» **TO BE DONE**:
Where the data below has the string "screenshot", return the whole line.

========

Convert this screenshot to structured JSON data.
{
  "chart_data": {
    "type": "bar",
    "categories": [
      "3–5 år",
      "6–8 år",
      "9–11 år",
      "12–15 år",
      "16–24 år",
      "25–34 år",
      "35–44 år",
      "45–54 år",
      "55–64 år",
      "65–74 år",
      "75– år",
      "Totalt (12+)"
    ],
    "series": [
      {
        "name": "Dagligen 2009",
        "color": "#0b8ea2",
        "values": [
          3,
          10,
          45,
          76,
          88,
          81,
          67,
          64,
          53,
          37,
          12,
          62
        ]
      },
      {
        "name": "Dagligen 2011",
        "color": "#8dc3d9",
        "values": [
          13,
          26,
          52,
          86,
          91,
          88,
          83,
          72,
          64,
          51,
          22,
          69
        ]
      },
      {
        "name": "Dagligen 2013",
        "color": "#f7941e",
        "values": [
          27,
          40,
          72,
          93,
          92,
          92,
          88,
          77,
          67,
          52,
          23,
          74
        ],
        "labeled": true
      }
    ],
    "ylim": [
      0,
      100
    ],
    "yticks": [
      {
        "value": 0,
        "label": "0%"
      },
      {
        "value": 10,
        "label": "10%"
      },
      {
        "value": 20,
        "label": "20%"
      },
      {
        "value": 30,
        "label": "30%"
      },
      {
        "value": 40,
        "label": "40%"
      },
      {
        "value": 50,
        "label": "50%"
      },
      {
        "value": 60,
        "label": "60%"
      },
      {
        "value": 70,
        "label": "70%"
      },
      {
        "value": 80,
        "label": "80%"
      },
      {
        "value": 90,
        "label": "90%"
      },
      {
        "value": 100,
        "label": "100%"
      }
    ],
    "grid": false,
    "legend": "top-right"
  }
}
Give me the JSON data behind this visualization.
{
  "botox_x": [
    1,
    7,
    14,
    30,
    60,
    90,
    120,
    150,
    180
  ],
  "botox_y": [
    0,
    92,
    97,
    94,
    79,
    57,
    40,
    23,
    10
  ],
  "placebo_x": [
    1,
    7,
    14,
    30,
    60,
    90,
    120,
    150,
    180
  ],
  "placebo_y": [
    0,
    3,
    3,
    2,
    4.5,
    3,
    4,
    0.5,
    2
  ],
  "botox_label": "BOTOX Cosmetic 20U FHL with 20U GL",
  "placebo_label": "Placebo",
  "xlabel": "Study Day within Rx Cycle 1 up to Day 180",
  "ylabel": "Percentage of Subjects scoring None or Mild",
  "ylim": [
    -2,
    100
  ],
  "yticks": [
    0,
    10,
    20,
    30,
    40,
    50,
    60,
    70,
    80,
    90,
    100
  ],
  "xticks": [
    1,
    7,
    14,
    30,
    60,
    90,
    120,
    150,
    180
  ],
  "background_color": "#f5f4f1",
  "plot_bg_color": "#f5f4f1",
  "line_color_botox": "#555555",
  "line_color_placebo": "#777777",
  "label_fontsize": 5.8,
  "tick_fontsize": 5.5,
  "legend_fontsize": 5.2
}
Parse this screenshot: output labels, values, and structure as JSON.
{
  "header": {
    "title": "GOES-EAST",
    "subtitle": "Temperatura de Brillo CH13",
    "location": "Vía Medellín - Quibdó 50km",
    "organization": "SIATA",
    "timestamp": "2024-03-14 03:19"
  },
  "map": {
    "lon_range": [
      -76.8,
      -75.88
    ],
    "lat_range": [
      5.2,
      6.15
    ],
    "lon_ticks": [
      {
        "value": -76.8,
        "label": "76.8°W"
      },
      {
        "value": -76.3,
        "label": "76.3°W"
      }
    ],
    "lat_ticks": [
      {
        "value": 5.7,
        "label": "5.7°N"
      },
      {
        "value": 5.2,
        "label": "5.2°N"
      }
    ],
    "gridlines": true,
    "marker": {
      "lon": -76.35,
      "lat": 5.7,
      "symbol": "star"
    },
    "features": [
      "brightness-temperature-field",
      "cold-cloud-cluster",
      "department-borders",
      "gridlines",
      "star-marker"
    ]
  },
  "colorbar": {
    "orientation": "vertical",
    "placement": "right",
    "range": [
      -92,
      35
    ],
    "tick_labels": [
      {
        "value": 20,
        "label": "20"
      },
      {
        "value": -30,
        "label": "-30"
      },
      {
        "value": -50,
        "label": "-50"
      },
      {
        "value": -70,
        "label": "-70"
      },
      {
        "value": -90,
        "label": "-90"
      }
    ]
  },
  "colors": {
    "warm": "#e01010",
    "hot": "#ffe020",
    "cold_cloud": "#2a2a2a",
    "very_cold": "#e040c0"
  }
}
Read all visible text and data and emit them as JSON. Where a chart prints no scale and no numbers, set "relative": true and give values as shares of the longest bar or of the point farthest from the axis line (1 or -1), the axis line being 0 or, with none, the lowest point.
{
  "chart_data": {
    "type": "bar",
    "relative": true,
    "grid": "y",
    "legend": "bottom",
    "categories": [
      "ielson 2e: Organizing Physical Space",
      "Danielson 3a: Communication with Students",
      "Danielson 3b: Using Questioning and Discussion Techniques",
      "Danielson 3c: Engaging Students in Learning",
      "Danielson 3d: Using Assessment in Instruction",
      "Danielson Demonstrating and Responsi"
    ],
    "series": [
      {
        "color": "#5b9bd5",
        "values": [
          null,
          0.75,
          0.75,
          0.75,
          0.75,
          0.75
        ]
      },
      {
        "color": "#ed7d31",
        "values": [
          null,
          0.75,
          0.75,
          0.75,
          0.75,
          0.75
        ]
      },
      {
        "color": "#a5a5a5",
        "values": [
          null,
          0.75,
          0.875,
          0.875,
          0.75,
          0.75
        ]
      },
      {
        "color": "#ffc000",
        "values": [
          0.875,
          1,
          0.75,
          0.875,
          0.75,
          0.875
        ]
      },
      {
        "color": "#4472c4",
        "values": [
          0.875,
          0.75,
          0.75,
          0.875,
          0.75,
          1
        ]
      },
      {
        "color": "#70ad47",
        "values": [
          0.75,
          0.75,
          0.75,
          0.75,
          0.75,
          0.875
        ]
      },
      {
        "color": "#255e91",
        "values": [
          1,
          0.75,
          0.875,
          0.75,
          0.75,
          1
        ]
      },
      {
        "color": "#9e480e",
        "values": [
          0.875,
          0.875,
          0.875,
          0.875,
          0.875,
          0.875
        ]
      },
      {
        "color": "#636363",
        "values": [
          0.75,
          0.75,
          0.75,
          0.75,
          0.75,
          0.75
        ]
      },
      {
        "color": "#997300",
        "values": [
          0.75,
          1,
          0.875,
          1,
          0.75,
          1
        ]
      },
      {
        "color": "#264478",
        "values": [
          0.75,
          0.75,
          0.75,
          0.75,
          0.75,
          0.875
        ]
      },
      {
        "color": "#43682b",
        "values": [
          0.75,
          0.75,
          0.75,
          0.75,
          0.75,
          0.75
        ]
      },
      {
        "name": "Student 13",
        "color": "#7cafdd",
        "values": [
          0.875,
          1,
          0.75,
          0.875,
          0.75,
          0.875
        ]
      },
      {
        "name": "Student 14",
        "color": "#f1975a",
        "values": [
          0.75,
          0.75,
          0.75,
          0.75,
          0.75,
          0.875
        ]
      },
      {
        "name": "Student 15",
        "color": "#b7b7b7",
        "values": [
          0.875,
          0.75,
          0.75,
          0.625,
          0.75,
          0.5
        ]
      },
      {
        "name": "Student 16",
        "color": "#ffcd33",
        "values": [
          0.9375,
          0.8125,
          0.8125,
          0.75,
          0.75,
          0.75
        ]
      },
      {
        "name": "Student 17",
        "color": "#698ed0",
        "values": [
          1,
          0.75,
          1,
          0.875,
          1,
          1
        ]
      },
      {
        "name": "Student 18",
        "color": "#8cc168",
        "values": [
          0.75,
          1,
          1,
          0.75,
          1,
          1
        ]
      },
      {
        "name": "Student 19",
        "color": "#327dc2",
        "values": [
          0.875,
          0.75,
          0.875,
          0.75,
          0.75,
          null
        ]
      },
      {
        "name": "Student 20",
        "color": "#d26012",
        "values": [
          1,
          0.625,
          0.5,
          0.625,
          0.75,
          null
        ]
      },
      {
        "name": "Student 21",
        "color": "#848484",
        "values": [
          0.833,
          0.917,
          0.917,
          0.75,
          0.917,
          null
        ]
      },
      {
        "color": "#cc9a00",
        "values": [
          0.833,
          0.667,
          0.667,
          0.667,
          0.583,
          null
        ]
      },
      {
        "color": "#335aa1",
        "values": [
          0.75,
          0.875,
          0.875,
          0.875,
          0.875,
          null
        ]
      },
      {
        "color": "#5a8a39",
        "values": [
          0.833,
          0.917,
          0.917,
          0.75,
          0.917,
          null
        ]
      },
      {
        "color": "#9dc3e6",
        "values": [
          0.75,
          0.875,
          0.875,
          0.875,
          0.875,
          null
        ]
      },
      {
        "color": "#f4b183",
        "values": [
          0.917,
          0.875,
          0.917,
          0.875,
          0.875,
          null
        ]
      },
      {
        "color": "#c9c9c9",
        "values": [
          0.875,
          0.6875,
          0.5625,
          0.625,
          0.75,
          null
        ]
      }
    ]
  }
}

========

» **ANSWER BELOW**:
Convert this screenshot to structured JSON data.
Parse this screenshot: output labels, values, and structure as JSON.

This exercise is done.